━━━━━ EXTRACTED MATERIAL

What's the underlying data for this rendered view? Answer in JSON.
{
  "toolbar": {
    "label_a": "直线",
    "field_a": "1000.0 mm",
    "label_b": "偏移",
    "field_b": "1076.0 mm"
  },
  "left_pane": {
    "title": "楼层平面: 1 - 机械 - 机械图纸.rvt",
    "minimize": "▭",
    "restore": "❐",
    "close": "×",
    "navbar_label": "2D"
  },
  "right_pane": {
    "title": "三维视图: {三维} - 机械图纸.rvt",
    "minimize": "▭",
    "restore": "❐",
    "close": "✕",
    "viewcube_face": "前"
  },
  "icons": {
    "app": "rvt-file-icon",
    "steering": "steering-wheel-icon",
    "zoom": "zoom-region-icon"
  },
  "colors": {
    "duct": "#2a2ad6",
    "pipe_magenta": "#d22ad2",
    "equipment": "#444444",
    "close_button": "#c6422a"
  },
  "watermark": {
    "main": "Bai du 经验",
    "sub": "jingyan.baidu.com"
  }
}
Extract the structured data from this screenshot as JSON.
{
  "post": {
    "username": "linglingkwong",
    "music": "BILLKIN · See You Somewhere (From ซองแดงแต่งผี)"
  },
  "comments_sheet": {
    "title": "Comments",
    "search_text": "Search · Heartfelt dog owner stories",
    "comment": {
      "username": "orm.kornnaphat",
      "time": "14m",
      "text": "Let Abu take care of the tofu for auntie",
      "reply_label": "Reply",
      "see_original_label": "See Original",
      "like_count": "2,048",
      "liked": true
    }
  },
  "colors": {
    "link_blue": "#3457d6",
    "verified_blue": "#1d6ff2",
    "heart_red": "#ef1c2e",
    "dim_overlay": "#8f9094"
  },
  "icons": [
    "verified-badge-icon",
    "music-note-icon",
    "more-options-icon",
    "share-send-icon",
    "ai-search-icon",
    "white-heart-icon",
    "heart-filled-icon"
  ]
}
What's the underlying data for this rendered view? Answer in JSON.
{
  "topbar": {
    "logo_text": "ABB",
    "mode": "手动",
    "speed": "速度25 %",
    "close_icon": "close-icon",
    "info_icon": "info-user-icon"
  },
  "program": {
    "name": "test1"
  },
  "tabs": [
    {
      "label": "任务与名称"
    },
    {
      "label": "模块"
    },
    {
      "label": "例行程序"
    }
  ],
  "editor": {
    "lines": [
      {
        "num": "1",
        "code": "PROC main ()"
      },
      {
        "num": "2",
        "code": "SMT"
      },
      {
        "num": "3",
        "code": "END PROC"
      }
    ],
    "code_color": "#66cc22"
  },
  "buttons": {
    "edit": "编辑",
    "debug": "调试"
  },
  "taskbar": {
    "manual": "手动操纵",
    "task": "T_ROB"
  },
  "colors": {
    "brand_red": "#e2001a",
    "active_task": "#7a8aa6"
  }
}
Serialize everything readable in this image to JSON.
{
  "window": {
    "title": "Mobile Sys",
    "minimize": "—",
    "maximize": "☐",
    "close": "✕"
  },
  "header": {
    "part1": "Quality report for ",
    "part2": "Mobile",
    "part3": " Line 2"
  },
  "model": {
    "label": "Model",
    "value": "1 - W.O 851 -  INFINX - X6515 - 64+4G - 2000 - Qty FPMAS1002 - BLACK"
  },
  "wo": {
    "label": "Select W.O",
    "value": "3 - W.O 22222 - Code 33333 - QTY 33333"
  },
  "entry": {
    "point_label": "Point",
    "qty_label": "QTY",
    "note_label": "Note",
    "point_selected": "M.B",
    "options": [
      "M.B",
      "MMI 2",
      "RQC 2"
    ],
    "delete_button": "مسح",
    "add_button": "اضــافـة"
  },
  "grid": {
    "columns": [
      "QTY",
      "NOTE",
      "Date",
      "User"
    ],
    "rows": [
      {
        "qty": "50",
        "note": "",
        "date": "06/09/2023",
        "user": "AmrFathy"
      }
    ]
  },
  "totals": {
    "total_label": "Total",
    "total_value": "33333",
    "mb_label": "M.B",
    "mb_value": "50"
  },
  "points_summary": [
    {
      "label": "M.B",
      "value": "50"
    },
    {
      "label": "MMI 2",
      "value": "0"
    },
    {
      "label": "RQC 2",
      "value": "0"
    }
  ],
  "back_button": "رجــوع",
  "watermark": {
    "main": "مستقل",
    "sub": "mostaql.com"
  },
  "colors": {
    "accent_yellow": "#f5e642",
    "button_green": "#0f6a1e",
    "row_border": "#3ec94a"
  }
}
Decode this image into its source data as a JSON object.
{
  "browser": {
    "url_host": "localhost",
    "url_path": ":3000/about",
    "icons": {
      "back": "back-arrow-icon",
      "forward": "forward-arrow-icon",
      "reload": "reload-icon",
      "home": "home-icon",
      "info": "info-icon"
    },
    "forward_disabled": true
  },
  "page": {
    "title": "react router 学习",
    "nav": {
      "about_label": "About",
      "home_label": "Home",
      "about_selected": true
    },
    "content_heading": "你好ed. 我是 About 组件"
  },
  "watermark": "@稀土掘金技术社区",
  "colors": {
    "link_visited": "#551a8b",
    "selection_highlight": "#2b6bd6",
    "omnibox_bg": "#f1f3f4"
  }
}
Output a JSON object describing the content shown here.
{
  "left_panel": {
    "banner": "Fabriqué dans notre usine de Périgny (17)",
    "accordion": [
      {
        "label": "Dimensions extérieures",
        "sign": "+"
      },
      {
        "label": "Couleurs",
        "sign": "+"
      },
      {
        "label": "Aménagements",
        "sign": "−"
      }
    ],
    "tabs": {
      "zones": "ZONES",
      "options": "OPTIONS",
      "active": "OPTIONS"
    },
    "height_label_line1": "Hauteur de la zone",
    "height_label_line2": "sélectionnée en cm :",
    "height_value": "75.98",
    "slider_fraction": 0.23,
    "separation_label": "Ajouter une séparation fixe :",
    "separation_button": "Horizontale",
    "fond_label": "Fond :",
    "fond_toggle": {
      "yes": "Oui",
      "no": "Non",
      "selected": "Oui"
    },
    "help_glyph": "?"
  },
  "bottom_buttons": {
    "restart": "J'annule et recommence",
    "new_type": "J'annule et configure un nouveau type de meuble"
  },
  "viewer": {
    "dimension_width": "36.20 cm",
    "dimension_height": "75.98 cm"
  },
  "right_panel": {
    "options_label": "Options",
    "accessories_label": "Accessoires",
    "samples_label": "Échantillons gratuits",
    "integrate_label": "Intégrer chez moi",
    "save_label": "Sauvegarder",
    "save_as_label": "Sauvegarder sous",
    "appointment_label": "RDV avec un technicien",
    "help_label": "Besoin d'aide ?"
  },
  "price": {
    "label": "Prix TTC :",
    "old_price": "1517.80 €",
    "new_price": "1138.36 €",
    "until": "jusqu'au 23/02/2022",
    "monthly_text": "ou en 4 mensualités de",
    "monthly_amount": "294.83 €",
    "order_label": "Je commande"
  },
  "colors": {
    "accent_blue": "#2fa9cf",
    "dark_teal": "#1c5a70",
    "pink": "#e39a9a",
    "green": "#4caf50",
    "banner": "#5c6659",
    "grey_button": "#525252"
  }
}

━━━━━━━━━━

#### WHAT THE EXERCISE ASKS:
The records above should be restated word for word, please.

#### THE RESULT:
What's the underlying data for this rendered view? Answer in JSON.
{
  "toolbar": {
    "label_a": "直线",
    "field_a": "1000.0 mm",
    "label_b": "偏移",
    "field_b": "1076.0 mm"
  },
  "left_pane": {
    "title": "楼层平面: 1 - 机械 - 机械图纸.rvt",
    "minimize": "▭",
    "restore": "❐",
    "close": "×",
    "navbar_label": "2D"
  },
  "right_pane": {
    "title": "三维视图: {三维} - 机械图纸.rvt",
    "minimize": "▭",
    "restore": "❐",
    "close": "✕",
    "viewcube_face": "前"
  },
  "icons": {
    "app": "rvt-file-icon",
    "steering": "steering-wheel-icon",
    "zoom": "zoom-region-icon"
  },
  "colors": {
    "duct": "#2a2ad6",
    "pipe_magenta": "#d22ad2",
    "equipment": "#444444",
    "close_button": "#c6422a"
  },
  "watermark": {
    "main": "Bai du 经验",
    "sub": "jingyan.baidu.com"
  }
}
Extract the structured data from this screenshot as JSON.
{
  "post": {
    "username": "linglingkwong",
    "music": "BILLKIN · See You Somewhere (From ซองแดงแต่งผี)"
  },
  "comments_sheet": {
    "title": "Comments",
    "search_text": "Search · Heartfelt dog owner stories",
    "comment": {
      "username": "orm.kornnaphat",
      "time": "14m",
      "text": "Let Abu take care of the tofu for auntie",
      "reply_label": "Reply",
      "see_original_label": "See Original",
      "like_count": "2,048",
      "liked": true
    }
  },
  "colors": {
    "link_blue": "#3457d6",
    "verified_blue": "#1d6ff2",
    "heart_red": "#ef1c2e",
    "dim_overlay": "#8f9094"
  },
  "icons": [
    "verified-badge-icon",
    "music-note-icon",
    "more-options-icon",
    "share-send-icon",
    "ai-search-icon",
    "white-heart-icon",
    "heart-filled-icon"
  ]
}
What's the underlying data for this rendered view? Answer in JSON.
{
  "topbar": {
    "logo_text": "ABB",
    "mode": "手动",
    "speed": "速度25 %",
    "close_icon": "close-icon",
    "info_icon": "info-user-icon"
  },
  "program": {
    "name": "test1"
  },
  "tabs": [
    {
      "label": "任务与名称"
    },
    {
      "label": "模块"
    },
    {
      "label": "例行程序"
    }
  ],
  "editor": {
    "lines": [
      {
        "num": "1",
        "code": "PROC main ()"
      },
      {
        "num": "2",
        "code": "SMT"
      },
      {
        "num": "3",
        "code": "END PROC"
      }
    ],
    "code_color": "#66cc22"
  },
  "buttons": {
    "edit": "编辑",
    "debug": "调试"
  },
  "taskbar": {
    "manual": "手动操纵",
    "task": "T_ROB"
  },
  "colors": {
    "brand_red": "#e2001a",
    "active_task": "#7a8aa6"
  }
}
Serialize everything readable in this image to JSON.
{
  "window": {
    "title": "Mobile Sys",
    "minimize": "—",
    "maximize": "☐",
    "close": "✕"
  },
  "header": {
    "part1": "Quality report for ",
    "part2": "Mobile",
    "part3": " Line 2"
  },
  "model": {
    "label": "Model",
    "value": "1 - W.O 851 -  INFINX - X6515 - 64+4G - 2000 - Qty FPMAS1002 - BLACK"
  },
  "wo": {
    "label": "Select W.O",
    "value": "3 - W.O 22222 - Code 33333 - QTY 33333"
  },
  "entry": {
    "point_label": "Point",
    "qty_label": "QTY",
    "note_label": "Note",
    "point_selected": "M.B",
    "options": [
      "M.B",
      "MMI 2",
      "RQC 2"
    ],
    "delete_button": "مسح",
    "add_button": "اضــافـة"
  },
  "grid": {
    "columns": [
      "QTY",
      "NOTE",
      "Date",
      "User"
    ],
    "rows": [
      {
        "qty": "50",
        "note": "",
        "date": "06/09/2023",
        "user": "AmrFathy"
      }
    ]
  },
  "totals": {
    "total_label": "Total",
    "total_value": "33333",
    "mb_label": "M.B",
    "mb_value": "50"
  },
  "points_summary": [
    {
      "label": "M.B",
      "value": "50"
    },
    {
      "label": "MMI 2",
      "value": "0"
    },
    {
      "label": "RQC 2",
      "value": "0"
    }
  ],
  "back_button": "رجــوع",
  "watermark": {
    "main": "مستقل",
    "sub": "mostaql.com"
  },
  "colors": {
    "accent_yellow": "#f5e642",
    "button_green": "#0f6a1e",
    "row_border": "#3ec94a"
  }
}
Decode this image into its source data as a JSON object.
{
  "browser": {
    "url_host": "localhost",
    "url_path": ":3000/about",
    "icons": {
      "back": "back-arrow-icon",
      "forward": "forward-arrow-icon",
      "reload": "reload-icon",
      "home": "home-icon",
      "info": "info-icon"
    },
    "forward_disabled": true
  },
  "page": {
    "title": "react router 学习",
    "nav": {
      "about_label": "About",
      "home_label": "Home",
      "about_selected": true
    },
    "content_heading": "你好ed. 我是 About 组件"
  },
  "watermark": "@稀土掘金技术社区",
  "colors": {
    "link_visited": "#551a8b",
    "selection_highlight": "#2b6bd6",
    "omnibox_bg": "#f1f3f4"
  }
}
Output a JSON object describing the content shown here.
{
  "left_panel": {
    "banner": "Fabriqué dans notre usine de Périgny (17)",
    "accordion": [
      {
        "label": "Dimensions extérieures",
        "sign": "+"
      },
      {
        "label": "Couleurs",
        "sign": "+"
      },
      {
        "label": "Aménagements",
        "sign": "−"
      }
    ],
    "tabs": {
      "zones": "ZONES",
      "options": "OPTIONS",
      "active": "OPTIONS"
    },
    "height_label_line1": "Hauteur de la zone",
    "height_label_line2": "sélectionnée en cm :",
    "height_value": "75.98",
    "slider_fraction": 0.23,
    "separation_label": "Ajouter une séparation fixe :",
    "separation_button": "Horizontale",
    "fond_label": "Fond :",
    "fond_toggle": {
      "yes": "Oui",
      "no": "Non",
      "selected": "Oui"
    },
    "help_glyph": "?"
  },
  "bottom_buttons": {
    "restart": "J'annule et recommence",
    "new_type": "J'annule et configure un nouveau type de meuble"
  },
  "viewer": {
    "dimension_width": "36.20 cm",
    "dimension_height": "75.98 cm"
  },
  "right_panel": {
    "options_label": "Options",
    "accessories_label": "Accessoires",
    "samples_label": "Échantillons gratuits",
    "integrate_label": "Intégrer chez moi",
    "save_label": "Sauvegarder",
    "save_as_label": "Sauvegarder sous",
    "appointment_label": "RDV avec un technicien",
    "help_label": "Besoin d'aide ?"
  },
  "price": {
    "label": "Prix TTC :",
    "old_price": "1517.80 €",
    "new_price": "1138.36 €",
    "until": "jusqu'au 23/02/2022",
    "monthly_text": "ou en 4 mensualités de",
    "monthly_amount": "294.83 €",
    "order_label": "Je commande"
  },
  "colors": {
    "accent_blue": "#2fa9cf",
    "dark_teal": "#1c5a70",
    "pink": "#e39a9a",
    "green": "#4caf50",
    "banner": "#5c6659",
    "grey_button": "#525252"
  }
}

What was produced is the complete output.